Task brief: Every record must be repeated exactly, with no omission.
** Start Dataset records **
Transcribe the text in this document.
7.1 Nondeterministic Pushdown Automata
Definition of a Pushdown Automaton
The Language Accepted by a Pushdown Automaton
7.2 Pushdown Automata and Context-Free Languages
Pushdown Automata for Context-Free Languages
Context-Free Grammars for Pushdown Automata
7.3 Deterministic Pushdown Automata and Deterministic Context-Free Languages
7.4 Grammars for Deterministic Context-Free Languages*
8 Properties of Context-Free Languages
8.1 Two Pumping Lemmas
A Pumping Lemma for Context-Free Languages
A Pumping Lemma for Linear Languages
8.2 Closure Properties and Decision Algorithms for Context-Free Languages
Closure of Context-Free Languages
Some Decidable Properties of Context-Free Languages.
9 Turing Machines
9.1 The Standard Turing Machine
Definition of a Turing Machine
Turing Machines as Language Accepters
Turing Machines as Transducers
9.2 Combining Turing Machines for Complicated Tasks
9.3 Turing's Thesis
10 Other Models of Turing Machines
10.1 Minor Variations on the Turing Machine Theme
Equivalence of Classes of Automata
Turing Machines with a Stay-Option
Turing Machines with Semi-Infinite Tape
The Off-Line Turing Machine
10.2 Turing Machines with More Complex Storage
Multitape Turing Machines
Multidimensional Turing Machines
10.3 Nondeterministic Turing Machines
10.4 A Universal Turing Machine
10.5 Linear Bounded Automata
** End Dataset records **
Exercise solution:
Transcribe the text in this document.
7.1 Nondeterministic Pushdown Automata
Definition of a Pushdown Automaton
The Language Accepted by a Pushdown Automaton
7.2 Pushdown Automata and Context-Free Languages
Pushdown Automata for Context-Free Languages
Context-Free Grammars for Pushdown Automata
7.3 Deterministic Pushdown Automata and Deterministic Context-Free Languages
7.4 Grammars for Deterministic Context-Free Languages*
8 Properties of Context-Free Languages
8.1 Two Pumping Lemmas
A Pumping Lemma for Context-Free Languages
A Pumping Lemma for Linear Languages
8.2 Closure Properties and Decision Algorithms for Context-Free Languages
Closure of Context-Free Languages
Some Decidable Properties of Context-Free Languages.
9 Turing Machines
9.1 The Standard Turing Machine
Definition of a Turing Machine
Turing Machines as Language Accepters
Turing Machines as Transducers
9.2 Combining Turing Machines for Complicated Tasks
9.3 Turing's Thesis
10 Other Models of Turing Machines
10.1 Minor Variations on the Turing Machine Theme
Equivalence of Classes of Automata
Turing Machines with a Stay-Option
Turing Machines with Semi-Infinite Tape
The Off-Line Turing Machine
10.2 Turing Machines with More Complex Storage
Multitape Turing Machines
Multidimensional Turing Machines
10.3 Nondeterministic Turing Machines
10.4 A Universal Turing Machine
10.5 Linear Bounded Automata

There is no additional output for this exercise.